TASK GOAL: Return every line of the material exactly.

RAW RECORDS:

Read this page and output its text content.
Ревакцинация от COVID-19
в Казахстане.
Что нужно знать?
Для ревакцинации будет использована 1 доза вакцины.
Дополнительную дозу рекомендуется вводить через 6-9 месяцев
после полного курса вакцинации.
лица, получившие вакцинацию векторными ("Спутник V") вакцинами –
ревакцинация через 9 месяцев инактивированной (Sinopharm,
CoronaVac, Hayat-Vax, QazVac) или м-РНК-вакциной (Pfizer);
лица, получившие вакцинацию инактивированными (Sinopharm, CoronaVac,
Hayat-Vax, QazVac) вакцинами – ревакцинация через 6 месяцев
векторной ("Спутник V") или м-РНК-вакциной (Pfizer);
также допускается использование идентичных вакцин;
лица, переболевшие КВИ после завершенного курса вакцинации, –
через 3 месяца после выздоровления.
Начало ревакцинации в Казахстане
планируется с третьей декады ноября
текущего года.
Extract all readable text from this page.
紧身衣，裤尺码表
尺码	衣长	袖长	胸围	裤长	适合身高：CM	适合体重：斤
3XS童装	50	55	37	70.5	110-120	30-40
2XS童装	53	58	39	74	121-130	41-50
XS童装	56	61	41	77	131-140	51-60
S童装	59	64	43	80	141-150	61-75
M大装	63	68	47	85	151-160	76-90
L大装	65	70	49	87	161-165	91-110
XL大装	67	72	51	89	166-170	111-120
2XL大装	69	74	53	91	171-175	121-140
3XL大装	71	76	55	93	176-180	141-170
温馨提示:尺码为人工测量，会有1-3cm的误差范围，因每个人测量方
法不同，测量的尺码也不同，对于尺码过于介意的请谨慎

TASK SOLUTION:
Read this page and output its text content.
Ревакцинация от COVID-19
в Казахстане.
Что нужно знать?
Для ревакцинации будет использована 1 доза вакцины.
Дополнительную дозу рекомендуется вводить через 6-9 месяцев
после полного курса вакцинации.
лица, получившие вакцинацию векторными ("Спутник V") вакцинами –
ревакцинация через 9 месяцев инактивированной (Sinopharm,
CoronaVac, Hayat-Vax, QazVac) или м-РНК-вакциной (Pfizer);
лица, получившие вакцинацию инактивированными (Sinopharm, CoronaVac,
Hayat-Vax, QazVac) вакцинами – ревакцинация через 6 месяцев
векторной ("Спутник V") или м-РНК-вакциной (Pfizer);
также допускается использование идентичных вакцин;
лица, переболевшие КВИ после завершенного курса вакцинации, –
через 3 месяца после выздоровления.
Начало ревакцинации в Казахстане
планируется с третьей декады ноября
текущего года.
Extract all readable text from this page.
紧身衣，裤尺码表
尺码	衣长	袖长	胸围	裤长	适合身高：CM	适合体重：斤
3XS童装	50	55	37	70.5	110-120	30-40
2XS童装	53	58	39	74	121-130	41-50
XS童装	56	61	41	77	131-140	51-60
S童装	59	64	43	80	141-150	61-75
M大装	63	68	47	85	151-160	76-90
L大装	65	70	49	87	161-165	91-110
XL大装	67	72	51	89	166-170	111-120
2XL大装	69	74	53	91	171-175	121-140
3XL大装	71	76	55	93	176-180	141-170
温馨提示:尺码为人工测量，会有1-3cm的误差范围，因每个人测量方
法不同，测量的尺码也不同，对于尺码过于介意的请谨慎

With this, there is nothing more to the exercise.